==== Data entries
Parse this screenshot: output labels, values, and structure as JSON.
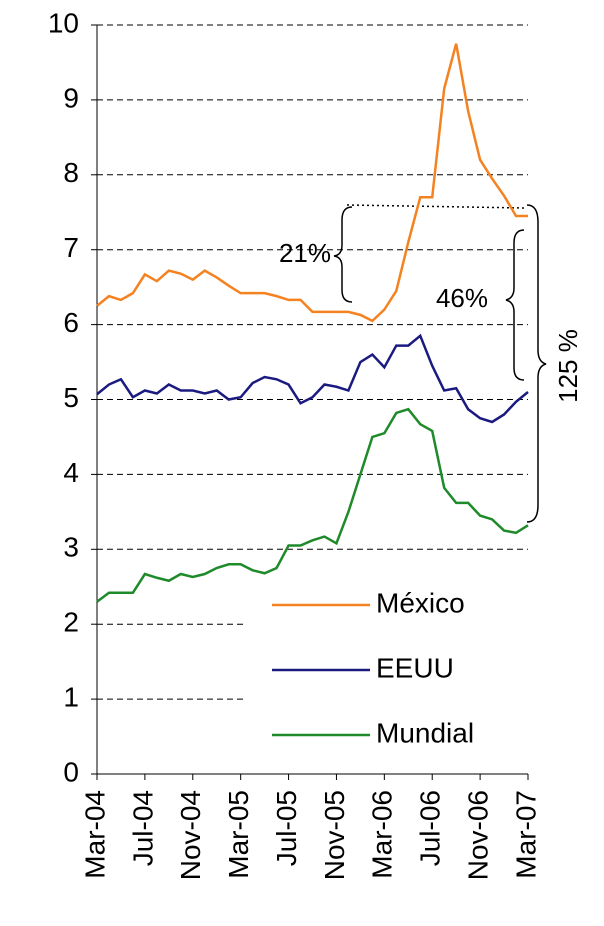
{
  "chart_data": {
    "type": "line",
    "categories": [
      "Mar-04",
      null,
      null,
      null,
      "Jul-04",
      null,
      null,
      null,
      "Nov-04",
      null,
      null,
      null,
      "Mar-05",
      null,
      null,
      null,
      "Jul-05",
      null,
      null,
      null,
      "Nov-05",
      null,
      null,
      null,
      "Mar-06",
      null,
      null,
      null,
      "Jul-06",
      null,
      null,
      null,
      "Nov-06",
      null,
      null,
      null,
      "Mar-07"
    ],
    "series": [
      {
        "name": "México",
        "color": "#f58220",
        "values": [
          6.25,
          6.38,
          6.33,
          6.42,
          6.67,
          6.58,
          6.72,
          6.68,
          6.6,
          6.72,
          6.63,
          6.52,
          6.42,
          6.42,
          6.42,
          6.38,
          6.33,
          6.33,
          6.17,
          6.17,
          6.17,
          6.17,
          6.13,
          6.05,
          6.2,
          6.45,
          7.1,
          7.7,
          7.7,
          9.15,
          9.75,
          8.85,
          8.2,
          7.95,
          7.72,
          7.45,
          7.45
        ]
      },
      {
        "name": "EEUU",
        "color": "#1a1a80",
        "values": [
          5.07,
          5.2,
          5.27,
          5.03,
          5.12,
          5.08,
          5.2,
          5.12,
          5.12,
          5.08,
          5.12,
          5.0,
          5.03,
          5.22,
          5.3,
          5.27,
          5.2,
          4.95,
          5.03,
          5.2,
          5.17,
          5.12,
          5.5,
          5.6,
          5.43,
          5.72,
          5.72,
          5.85,
          5.45,
          5.12,
          5.15,
          4.87,
          4.75,
          4.7,
          4.8,
          4.97,
          5.1
        ]
      },
      {
        "name": "Mundial",
        "color": "#1f8a2a",
        "values": [
          2.3,
          2.42,
          2.42,
          2.42,
          2.67,
          2.62,
          2.58,
          2.67,
          2.63,
          2.67,
          2.75,
          2.8,
          2.8,
          2.72,
          2.68,
          2.75,
          3.05,
          3.05,
          3.12,
          3.17,
          3.08,
          3.5,
          4.0,
          4.5,
          4.55,
          4.82,
          4.87,
          4.67,
          4.58,
          3.82,
          3.62,
          3.62,
          3.45,
          3.4,
          3.25,
          3.22,
          3.32
        ]
      }
    ],
    "ylim": [
      0,
      10
    ],
    "yticks": [
      0,
      1,
      2,
      3,
      4,
      5,
      6,
      7,
      8,
      9,
      10
    ],
    "grid": true,
    "legend": "lower right",
    "annotations": [
      "21%",
      "46%",
      "125 %"
    ]
  }
}
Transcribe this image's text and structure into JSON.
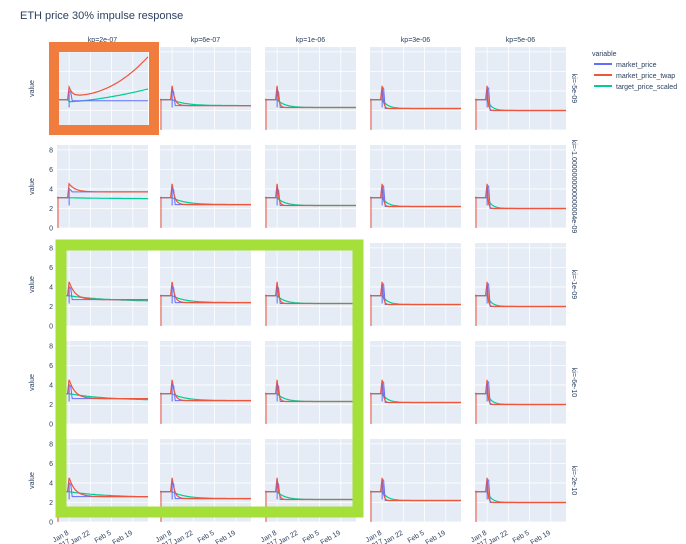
{
  "chart_data": {
    "type": "line",
    "title": "ETH price 30% impulse response",
    "ylabel": "value",
    "ylim": [
      0,
      8.5
    ],
    "yticks": [
      "0",
      "2",
      "4",
      "6",
      "8"
    ],
    "xticks": [
      "Jan 8\n2017",
      "Jan 22",
      "Feb 5",
      "Feb 19"
    ],
    "grid": true,
    "legend": {
      "title": "variable",
      "placement": "top-right",
      "entries": [
        "market_price",
        "market_price_twap",
        "target_price_scaled"
      ]
    },
    "colors": {
      "market_price": "#636efa",
      "market_price_twap": "#ef553b",
      "target_price_scaled": "#00cc96",
      "plot_bg": "#e5ecf6",
      "highlight_orange": "#f07c3e",
      "highlight_green": "#a5e03a"
    },
    "columns": [
      "kp=2e-07",
      "kp=6e-07",
      "kp=1e-06",
      "kp=3e-06",
      "kp=5e-06"
    ],
    "rows": [
      "ki=-5e-09",
      "ki=-1.0000000000000004e-09",
      "ki=-1e-09",
      "ki=-6e-10",
      "ki=-2e-10"
    ],
    "series_model": {
      "x_range_days": [
        0,
        60
      ],
      "impulse_day": 8,
      "base_market_price": 3.1,
      "impulse_peak_multiplier": 1.3
    },
    "panels": [
      [
        {
          "settle": 7.5,
          "target_end": 4.2,
          "unstable": true
        },
        {
          "settle": 2.5,
          "target_end": 2.5
        },
        {
          "settle": 2.3,
          "target_end": 2.3
        },
        {
          "settle": 2.2,
          "target_end": 2.2
        },
        {
          "settle": 2.0,
          "target_end": 2.0
        }
      ],
      [
        {
          "settle": 3.7,
          "target_end": 3.0
        },
        {
          "settle": 2.4,
          "target_end": 2.4
        },
        {
          "settle": 2.3,
          "target_end": 2.3
        },
        {
          "settle": 2.2,
          "target_end": 2.2
        },
        {
          "settle": 2.0,
          "target_end": 2.0
        }
      ],
      [
        {
          "settle": 2.7,
          "target_end": 2.5
        },
        {
          "settle": 2.4,
          "target_end": 2.4
        },
        {
          "settle": 2.3,
          "target_end": 2.3
        },
        {
          "settle": 2.2,
          "target_end": 2.2
        },
        {
          "settle": 2.0,
          "target_end": 2.0
        }
      ],
      [
        {
          "settle": 2.6,
          "target_end": 2.4
        },
        {
          "settle": 2.4,
          "target_end": 2.4
        },
        {
          "settle": 2.3,
          "target_end": 2.3
        },
        {
          "settle": 2.2,
          "target_end": 2.2
        },
        {
          "settle": 2.0,
          "target_end": 2.0
        }
      ],
      [
        {
          "settle": 2.6,
          "target_end": 2.5
        },
        {
          "settle": 2.4,
          "target_end": 2.4
        },
        {
          "settle": 2.3,
          "target_end": 2.3
        },
        {
          "settle": 2.2,
          "target_end": 2.2
        },
        {
          "settle": 2.0,
          "target_end": 2.0
        }
      ]
    ]
  }
}
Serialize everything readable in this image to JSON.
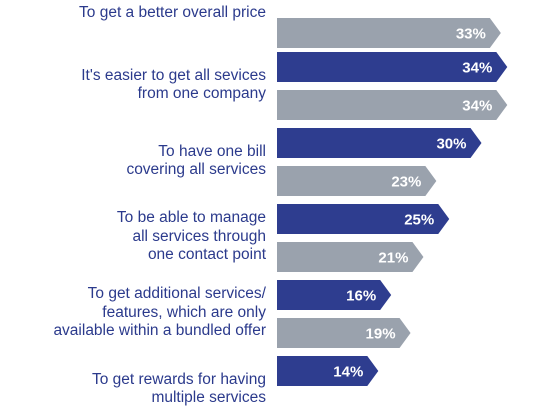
{
  "chart_data": {
    "type": "bar",
    "orientation": "horizontal",
    "title": "",
    "xlabel": "",
    "ylabel": "",
    "xlim": [
      0,
      40
    ],
    "grid": false,
    "legend": "none",
    "categories": [
      "To get a better overall price",
      "It's easier to get all sevices\nfrom one company",
      "To have one bill\ncovering all services",
      "To be able to manage\nall services through\none contact point",
      "To get additional services/\nfeatures, which are only\navailable within a bundled offer",
      "To get rewards for having\nmultiple services"
    ],
    "series": [
      {
        "values": [
          null,
          34,
          30,
          25,
          16,
          14
        ],
        "labels": [
          "",
          "34%",
          "30%",
          "25%",
          "16%",
          "14%"
        ],
        "color": "#2e3d8f"
      },
      {
        "values": [
          33,
          34,
          23,
          21,
          19,
          null
        ],
        "labels": [
          "33%",
          "34%",
          "23%",
          "21%",
          "19%",
          ""
        ],
        "color": "#9aa2ad"
      }
    ]
  }
}
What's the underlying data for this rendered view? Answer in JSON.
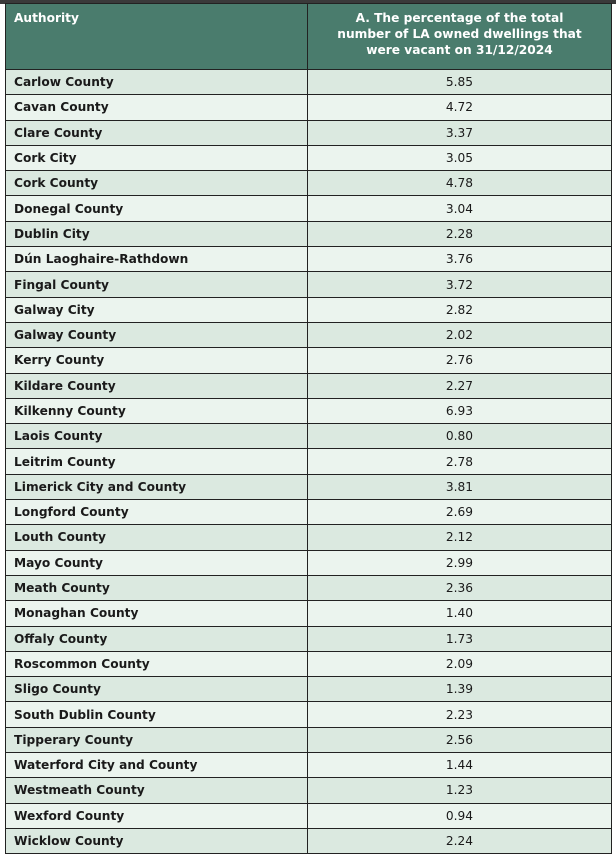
{
  "table": {
    "headers": [
      "Authority",
      "A. The percentage of the total number of LA owned dwellings that were vacant on 31/12/2024"
    ],
    "rows": [
      [
        "Carlow County",
        "5.85"
      ],
      [
        "Cavan County",
        "4.72"
      ],
      [
        "Clare County",
        "3.37"
      ],
      [
        "Cork City",
        "3.05"
      ],
      [
        "Cork County",
        "4.78"
      ],
      [
        "Donegal County",
        "3.04"
      ],
      [
        "Dublin City",
        "2.28"
      ],
      [
        "Dún Laoghaire-Rathdown",
        "3.76"
      ],
      [
        "Fingal County",
        "3.72"
      ],
      [
        "Galway City",
        "2.82"
      ],
      [
        "Galway County",
        "2.02"
      ],
      [
        "Kerry County",
        "2.76"
      ],
      [
        "Kildare County",
        "2.27"
      ],
      [
        "Kilkenny County",
        "6.93"
      ],
      [
        "Laois County",
        "0.80"
      ],
      [
        "Leitrim County",
        "2.78"
      ],
      [
        "Limerick City and County",
        "3.81"
      ],
      [
        "Longford County",
        "2.69"
      ],
      [
        "Louth County",
        "2.12"
      ],
      [
        "Mayo County",
        "2.99"
      ],
      [
        "Meath County",
        "2.36"
      ],
      [
        "Monaghan County",
        "1.40"
      ],
      [
        "Offaly County",
        "1.73"
      ],
      [
        "Roscommon County",
        "2.09"
      ],
      [
        "Sligo County",
        "1.39"
      ],
      [
        "South Dublin County",
        "2.23"
      ],
      [
        "Tipperary County",
        "2.56"
      ],
      [
        "Waterford City and County",
        "1.44"
      ],
      [
        "Westmeath County",
        "1.23"
      ],
      [
        "Wexford County",
        "0.94"
      ],
      [
        "Wicklow County",
        "2.24"
      ]
    ]
  },
  "colors": {
    "header_bg": "#4a7c6d",
    "row_odd": "#dbe9e0",
    "row_even": "#ebf4ee"
  }
}
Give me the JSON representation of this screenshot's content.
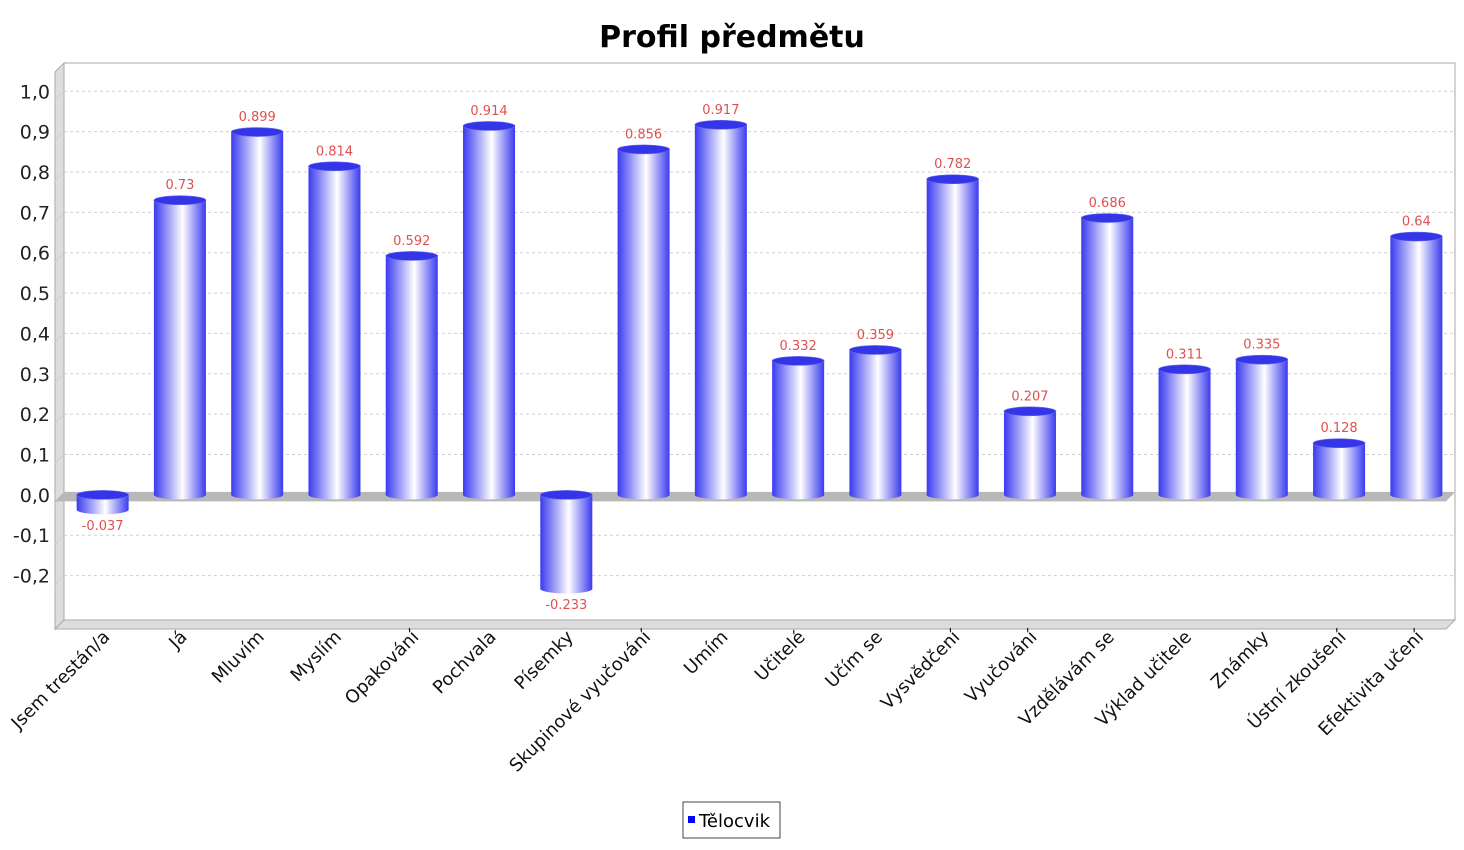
{
  "chart_data": {
    "type": "bar",
    "title": "Profil předmětu",
    "xlabel": "",
    "ylabel": "",
    "categories": [
      "Jsem trestán/a",
      "Já",
      "Mluvím",
      "Myslím",
      "Opakování",
      "Pochvala",
      "Písemky",
      "Skupinové vyučování",
      "Umím",
      "Učitelé",
      "Učím se",
      "Vysvědčení",
      "Vyučování",
      "Vzdělávám se",
      "Výklad učitele",
      "Známky",
      "Ústní zkoušení",
      "Efektivita učení"
    ],
    "series": [
      {
        "name": "Tělocvik",
        "values": [
          -0.037,
          0.73,
          0.899,
          0.814,
          0.592,
          0.914,
          -0.233,
          0.856,
          0.917,
          0.332,
          0.359,
          0.782,
          0.207,
          0.686,
          0.311,
          0.335,
          0.128,
          0.64
        ],
        "data_labels": [
          "-0.037",
          "0.73",
          "0.899",
          "0.814",
          "0.592",
          "0.914",
          "-0.233",
          "0.856",
          "0.917",
          "0.332",
          "0.359",
          "0.782",
          "0.207",
          "0.686",
          "0.311",
          "0.335",
          "0.128",
          "0.64"
        ]
      }
    ],
    "y_ticks": [
      -0.2,
      -0.1,
      0.0,
      0.1,
      0.2,
      0.3,
      0.4,
      0.5,
      0.6,
      0.7,
      0.8,
      0.9,
      1.0
    ],
    "y_tick_labels": [
      "-0,2",
      "-0,1",
      "0,0",
      "0,1",
      "0,2",
      "0,3",
      "0,4",
      "0,5",
      "0,6",
      "0,7",
      "0,8",
      "0,9",
      "1,0"
    ],
    "ylim": [
      -0.31,
      1.07
    ],
    "grid": true,
    "legend": "bottom",
    "bar_style": "3d-cylinder"
  },
  "colors": {
    "bar_dark": "#3a3af0",
    "bar_light": "#ffffff",
    "bar_cap": "#3535e8",
    "data_label": "#e05050",
    "grid": "#cfcfcf",
    "zero_band": "#b8b8b8",
    "plot_border": "#aaaaaa",
    "wall": "#dddddd",
    "legend_marker": "#0000ff"
  }
}
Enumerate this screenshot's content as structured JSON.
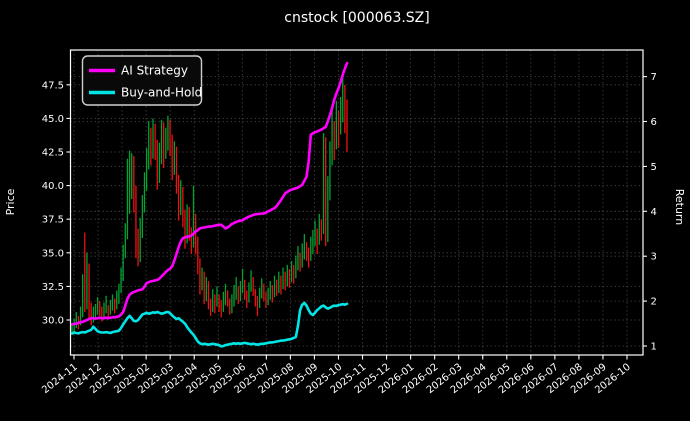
========
#### [Task description]
Keep only those lines of the records that hold "image", and return them.

#### [Output]
Transcribe this image's text and structure into JSON.
Serialize everything readable in this image to JSON.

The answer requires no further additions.